■ Task requirements
Reproduce every entry that follows word for word, but omit the images.

■ Supplied material
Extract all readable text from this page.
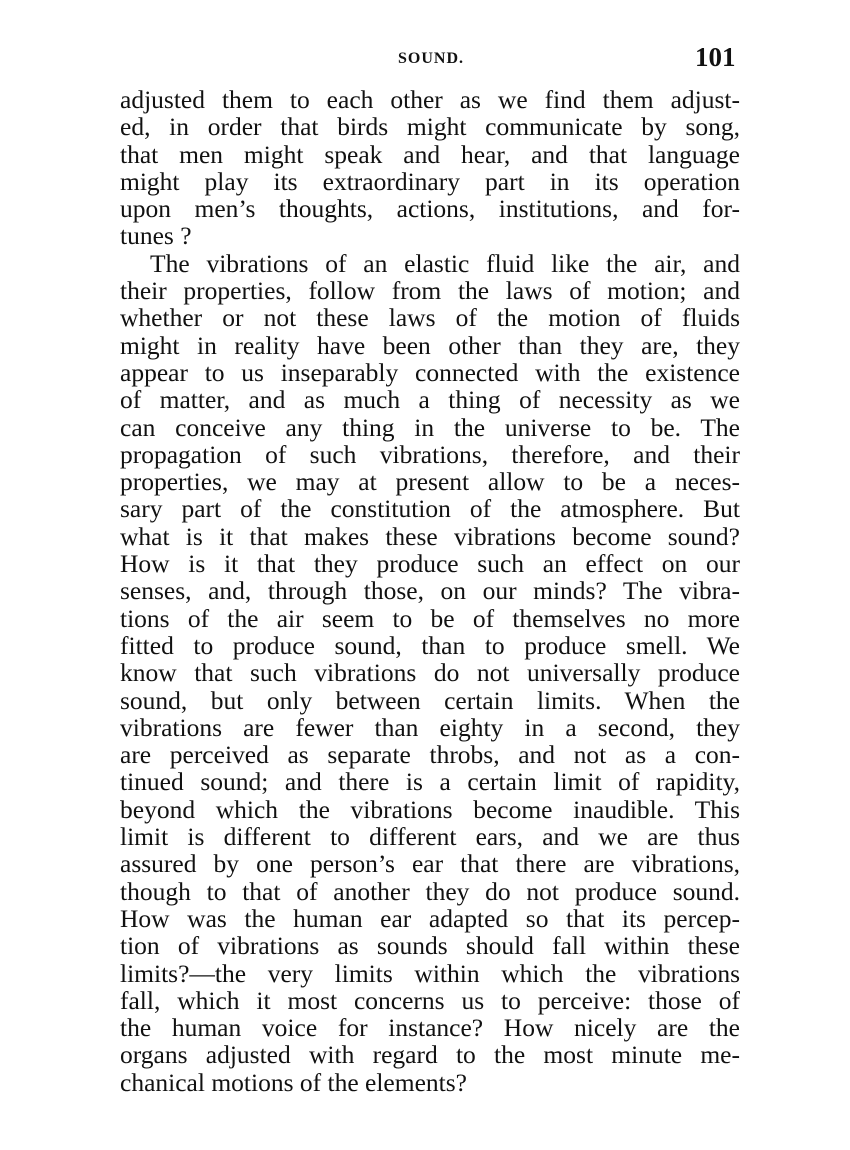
SOUND.	101
adjusted them to each other as we find them adjust-
ed, in order that birds might communicate by song,
that men might speak and hear, and that language
might play its extraordinary part in its operation
upon men’s thoughts, actions, institutions, and for-
tunes ?
The vibrations of an elastic fluid like the air, and
their properties, follow from the laws of motion; and
whether or not these laws of the motion of fluids
might in reality have been other than they are, they
appear to us inseparably connected with the existence
of matter, and as much a thing of necessity as we
can conceive any thing in the universe to be. The
propagation of such vibrations, therefore, and their
properties, we may at present allow to be a neces-
sary part of the constitution of the atmosphere. But
what is it that makes these vibrations become sound?
How is it that they produce such an effect on our
senses, and, through those, on our minds? The vibra-
tions of the air seem to be of themselves no more
fitted to produce sound, than to produce smell. We
know that such vibrations do not universally produce
sound, but only between certain limits. When the
vibrations are fewer than eighty in a second, they
are perceived as separate throbs, and not as a con-
tinued sound; and there is a certain limit of rapidity,
beyond which the vibrations become inaudible. This
limit is different to different ears, and we are thus
assured by one person’s ear that there are vibrations,
though to that of another they do not produce sound.
How was the human ear adapted so that its percep-
tion of vibrations as sounds should fall within these
limits?—the very limits within which the vibrations
fall, which it most concerns us to perceive: those of
the human voice for instance? How nicely are the
organs adjusted with regard to the most minute me-
chanical motions of the elements?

■ Solution to the problem
Extract all readable text from this page.
SOUND.	101
adjusted them to each other as we find them adjust-
ed, in order that birds might communicate by song,
that men might speak and hear, and that language
might play its extraordinary part in its operation
upon men’s thoughts, actions, institutions, and for-
tunes ?
The vibrations of an elastic fluid like the air, and
their properties, follow from the laws of motion; and
whether or not these laws of the motion of fluids
might in reality have been other than they are, they
appear to us inseparably connected with the existence
of matter, and as much a thing of necessity as we
can conceive any thing in the universe to be. The
propagation of such vibrations, therefore, and their
properties, we may at present allow to be a neces-
sary part of the constitution of the atmosphere. But
what is it that makes these vibrations become sound?
How is it that they produce such an effect on our
senses, and, through those, on our minds? The vibra-
tions of the air seem to be of themselves no more
fitted to produce sound, than to produce smell. We
know that such vibrations do not universally produce
sound, but only between certain limits. When the
vibrations are fewer than eighty in a second, they
are perceived as separate throbs, and not as a con-
tinued sound; and there is a certain limit of rapidity,
beyond which the vibrations become inaudible. This
limit is different to different ears, and we are thus
assured by one person’s ear that there are vibrations,
though to that of another they do not produce sound.
How was the human ear adapted so that its percep-
tion of vibrations as sounds should fall within these
limits?—the very limits within which the vibrations
fall, which it most concerns us to perceive: those of
the human voice for instance? How nicely are the
organs adjusted with regard to the most minute me-
chanical motions of the elements?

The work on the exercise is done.